### LISTE DES TÂCHES
[1] Restituez à l'identique le passage de l'extrait du débat parlementaire qui commence par "M. le président." et se poursuit jusqu'à "dernier en erreur.".
[2] D'après l'extrait du débat parlementaire, quand le double étiquetage pour neuf fruits et légumes avait-il été institué ?

### TEXTE À LIRE
########

M. Luc Chatel, secrétaire d'État. Sans compter la valeur en francs.

M. Gérard Cornu, rapporteur. Et je ne parle effectivement que de l'affichage en euros, monsieur le secrétaire d'État !

Cette mesure, qui part d'une bonne intention, pourrait introduire une confusion dans l'esprit du consommateur. Le pire est que ce dernier pourrait se tromper : voyant le prix le plus bas, il déciderait d'acheter, et, à la caisse, il devrait le prix le plus élevé !

Dans un souci de transparence de l'affichage, de lisibilité du texte, et afin d'éviter tout risque d'erreur chez le consommateur, je vous invite à adopter notre amendement de suppression de l'article 10 quinquies, mes chers collègues.

M. le président. Quel est l'avis du Gouvernement ?

M. Luc Chatel, secrétaire d'État. La disposition qui a été adoptée à l'Assemblée nationale ne contribue pas à simplifier l'information du consommateur. Au contraire, comme l'a très bien souligné M. le rapporteur, elle pourrait induire ce dernier en erreur.

Un double étiquetage avait été institué en août 1999 pour neuf fruits et légumes : à côté du prix payé par le consommateur devait figurer le prix d'achat au producteur.

########

### ENTRÉES FOURNIES
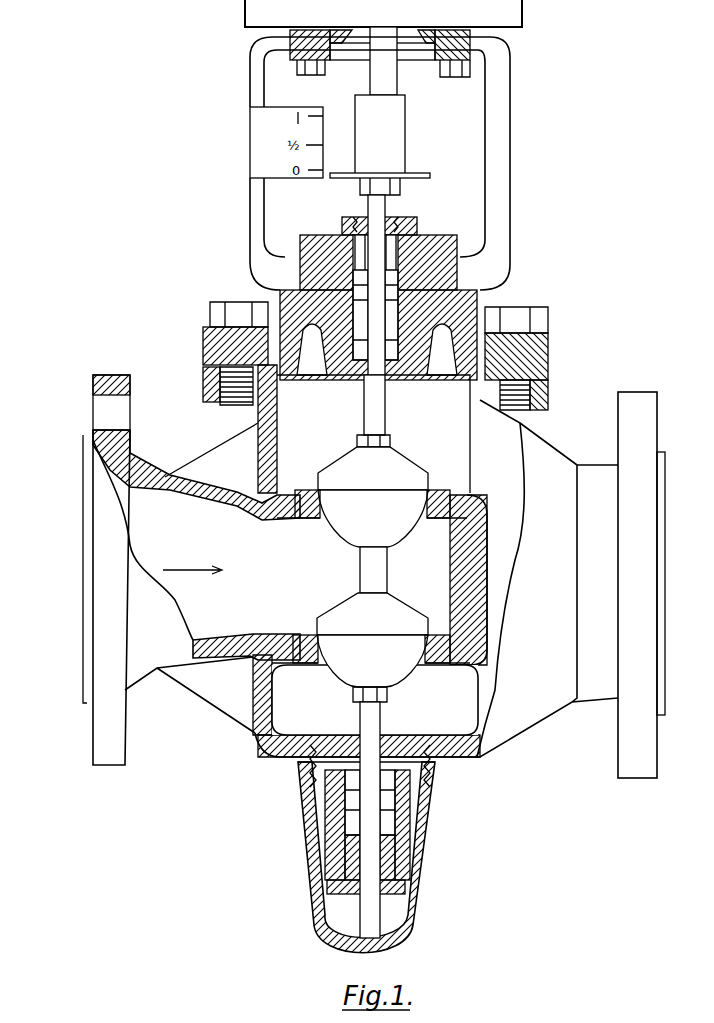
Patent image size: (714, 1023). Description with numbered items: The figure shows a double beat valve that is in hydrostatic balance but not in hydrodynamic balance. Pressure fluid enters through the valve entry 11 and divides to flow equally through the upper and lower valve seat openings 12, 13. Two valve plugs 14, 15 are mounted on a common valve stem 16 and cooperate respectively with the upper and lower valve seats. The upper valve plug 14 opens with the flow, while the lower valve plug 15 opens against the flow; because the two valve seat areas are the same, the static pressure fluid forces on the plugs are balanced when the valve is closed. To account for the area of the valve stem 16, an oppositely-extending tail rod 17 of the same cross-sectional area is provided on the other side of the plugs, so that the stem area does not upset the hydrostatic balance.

The valve entry 11 is at (162, 548).
The upper valve seat opening 12 is at (430, 515).
The lower valve seat opening 13 is at (415, 662).
The upper valve plug 14 is at (408, 470).
The lower valve plug 15 is at (425, 633).
The valve stem 16 is at (372, 410).
The tail rod 17 is at (373, 727).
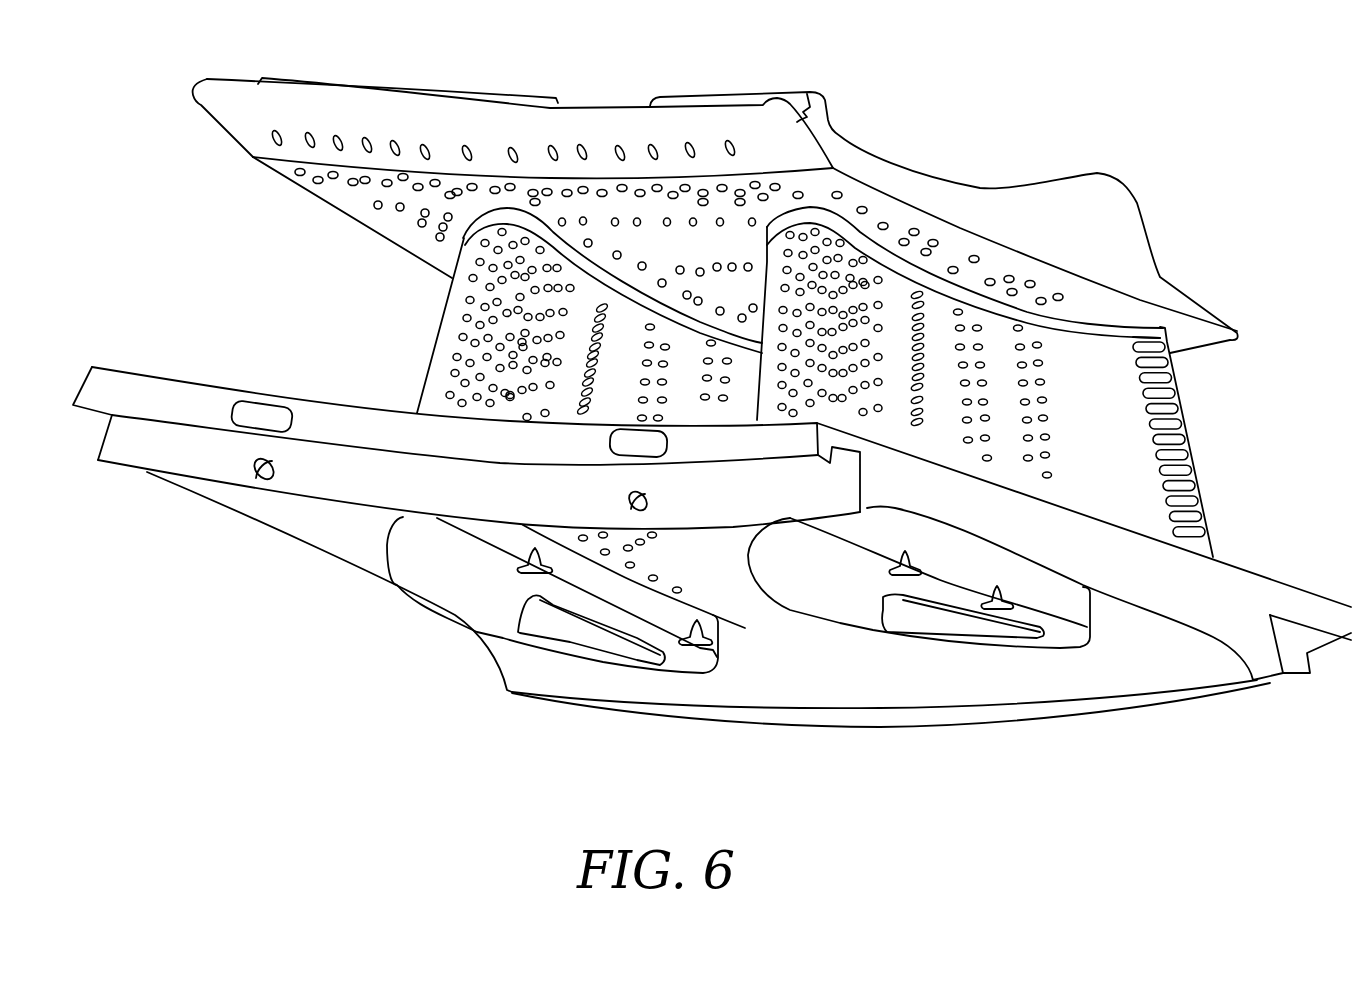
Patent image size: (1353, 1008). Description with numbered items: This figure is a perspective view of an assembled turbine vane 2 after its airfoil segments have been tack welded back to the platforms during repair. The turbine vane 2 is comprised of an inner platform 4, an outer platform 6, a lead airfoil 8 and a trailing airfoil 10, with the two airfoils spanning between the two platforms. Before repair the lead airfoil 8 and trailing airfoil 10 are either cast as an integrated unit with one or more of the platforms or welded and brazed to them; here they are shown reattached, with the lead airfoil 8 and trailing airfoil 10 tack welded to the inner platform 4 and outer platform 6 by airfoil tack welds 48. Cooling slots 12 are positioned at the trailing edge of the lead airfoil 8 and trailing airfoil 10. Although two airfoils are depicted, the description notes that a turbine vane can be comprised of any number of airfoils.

The turbine vane 2 is at (186, 47).
The inner platform 4 is at (705, 122).
The outer platform 6 is at (313, 517).
The lead airfoil 8 is at (629, 379).
The trailing airfoil 10 is at (1114, 424).
The cooling slots 12 is at (1181, 428).
The airfoil tack welds 48 is at (520, 558).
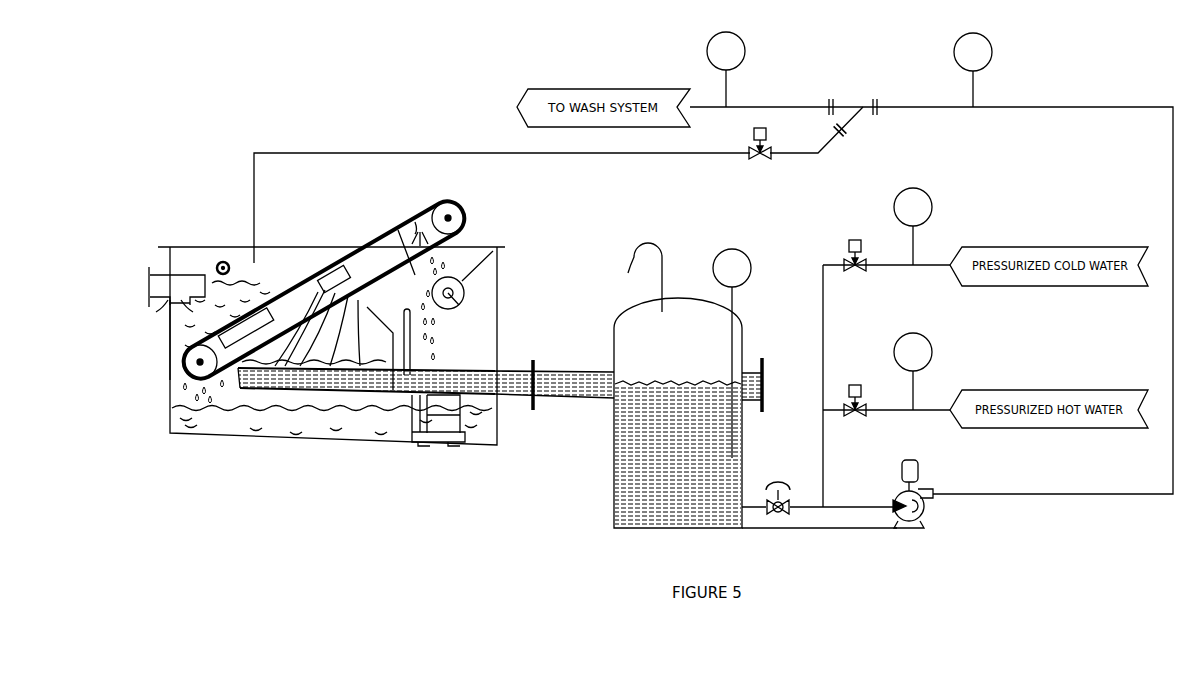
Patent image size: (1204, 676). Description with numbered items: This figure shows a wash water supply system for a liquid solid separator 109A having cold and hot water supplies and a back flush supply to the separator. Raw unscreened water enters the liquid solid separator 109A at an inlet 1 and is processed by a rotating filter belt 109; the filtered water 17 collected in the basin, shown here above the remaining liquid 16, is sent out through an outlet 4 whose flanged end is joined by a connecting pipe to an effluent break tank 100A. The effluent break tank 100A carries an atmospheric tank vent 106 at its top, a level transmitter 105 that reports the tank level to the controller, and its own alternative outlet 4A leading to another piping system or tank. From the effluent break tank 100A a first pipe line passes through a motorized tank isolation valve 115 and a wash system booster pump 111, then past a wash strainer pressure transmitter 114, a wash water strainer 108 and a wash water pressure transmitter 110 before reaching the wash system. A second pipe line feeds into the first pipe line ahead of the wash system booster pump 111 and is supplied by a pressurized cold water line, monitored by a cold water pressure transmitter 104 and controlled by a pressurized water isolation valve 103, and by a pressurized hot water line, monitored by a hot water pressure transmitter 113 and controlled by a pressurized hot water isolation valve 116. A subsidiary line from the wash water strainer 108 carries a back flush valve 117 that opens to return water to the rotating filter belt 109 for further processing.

The inlet 1 is at (148, 287).
The outlet 4 is at (535, 362).
The alternative outlet 4A is at (745, 368).
The wash liquid 16 is at (258, 421).
The filtered water 17 is at (318, 388).
The effluent break tank 100A is at (613, 482).
The pressurized water isolation valve 103 is at (862, 270).
The cold water pressure transmitter 104 is at (928, 196).
The level transmitter 105 is at (748, 256).
The atmospheric tank vent 106 is at (648, 253).
The wash water strainer 108 is at (857, 100).
The rotating filter belt 109 is at (215, 248).
The liquid solid separator 109A is at (170, 332).
The wash water pressure transmitter 110 is at (742, 40).
The wash system booster pump 111 is at (926, 512).
The hot water pressure transmitter 113 is at (928, 340).
The wash strainer pressure transmitter 114 is at (988, 40).
The tank isolation valve 115 is at (790, 513).
The pressurized hot water isolation valve 116 is at (862, 415).
The back flush valve 117 is at (766, 158).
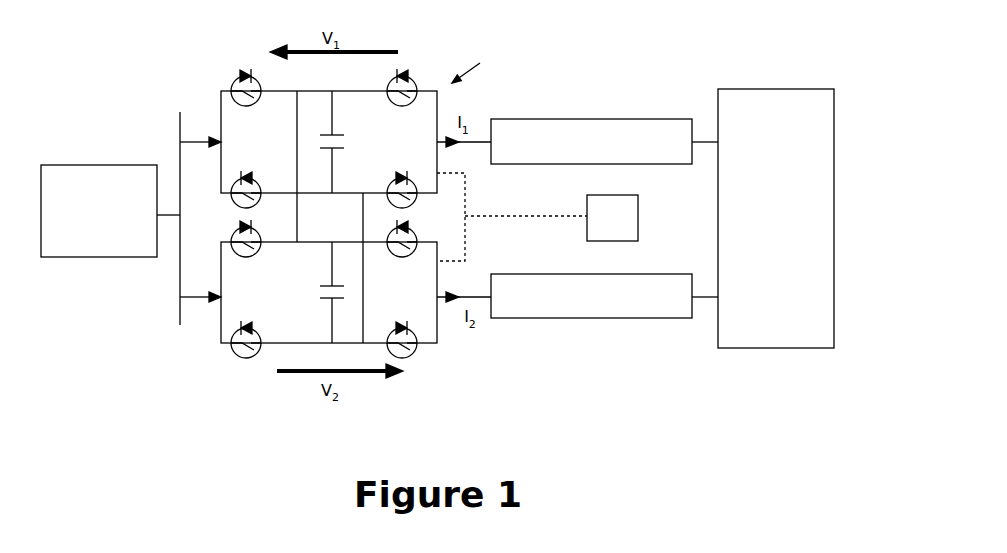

########

### SOLUTIONS PAR TÂCHE
[1]
M. le président. Quel est l'avis du Gouvernement ?

M. Luc Chatel, secrétaire d'État. La disposition qui a été adoptée à l'Assemblée nationale ne contribue pas à simplifier l'information du consommateur. Au contraire, comme l'a très bien souligné M. le rapporteur, elle pourrait induire ce dernier en erreur.

[2] En août 1999.